AIM
Which lines below hold the word "this"? Copy all of them.

Collection entries:
────
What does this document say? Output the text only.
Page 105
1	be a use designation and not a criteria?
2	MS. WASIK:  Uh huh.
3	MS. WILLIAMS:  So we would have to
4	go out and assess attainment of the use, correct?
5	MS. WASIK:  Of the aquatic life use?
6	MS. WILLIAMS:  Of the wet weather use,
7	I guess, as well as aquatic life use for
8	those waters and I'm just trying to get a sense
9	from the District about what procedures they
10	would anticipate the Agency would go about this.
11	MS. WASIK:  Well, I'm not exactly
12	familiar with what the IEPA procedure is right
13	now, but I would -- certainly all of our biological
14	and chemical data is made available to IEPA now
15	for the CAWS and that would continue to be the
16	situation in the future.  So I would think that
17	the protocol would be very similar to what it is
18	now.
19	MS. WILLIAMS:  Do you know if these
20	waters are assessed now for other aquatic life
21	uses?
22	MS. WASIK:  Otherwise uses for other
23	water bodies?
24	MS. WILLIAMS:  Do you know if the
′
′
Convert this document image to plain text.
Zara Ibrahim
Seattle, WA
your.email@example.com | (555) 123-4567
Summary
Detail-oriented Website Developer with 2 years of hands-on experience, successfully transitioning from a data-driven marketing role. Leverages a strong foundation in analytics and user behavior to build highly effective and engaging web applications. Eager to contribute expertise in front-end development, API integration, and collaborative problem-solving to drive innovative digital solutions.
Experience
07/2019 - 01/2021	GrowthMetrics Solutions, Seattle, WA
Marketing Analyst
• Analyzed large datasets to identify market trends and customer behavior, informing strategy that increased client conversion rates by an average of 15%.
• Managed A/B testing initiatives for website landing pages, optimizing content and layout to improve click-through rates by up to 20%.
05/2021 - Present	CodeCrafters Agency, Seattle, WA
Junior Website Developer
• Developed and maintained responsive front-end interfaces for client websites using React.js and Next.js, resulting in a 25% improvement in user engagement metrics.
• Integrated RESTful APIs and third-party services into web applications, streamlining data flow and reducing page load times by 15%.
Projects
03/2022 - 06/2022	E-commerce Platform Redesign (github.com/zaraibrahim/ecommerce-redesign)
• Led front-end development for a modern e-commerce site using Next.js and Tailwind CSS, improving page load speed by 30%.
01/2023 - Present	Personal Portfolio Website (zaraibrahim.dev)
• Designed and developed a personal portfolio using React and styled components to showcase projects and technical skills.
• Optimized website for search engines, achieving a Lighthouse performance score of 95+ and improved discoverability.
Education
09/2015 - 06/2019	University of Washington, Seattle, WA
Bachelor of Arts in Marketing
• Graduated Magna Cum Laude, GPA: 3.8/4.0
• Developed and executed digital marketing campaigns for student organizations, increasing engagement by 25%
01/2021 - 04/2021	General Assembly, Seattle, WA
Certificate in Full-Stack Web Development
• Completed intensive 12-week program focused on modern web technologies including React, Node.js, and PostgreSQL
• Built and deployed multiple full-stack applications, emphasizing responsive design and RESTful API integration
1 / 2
────
ANSWER TO THE PROBLEM
What does this document say? Output the text only.
10	would anticipate the Agency would go about this.
Convert this document image to plain text.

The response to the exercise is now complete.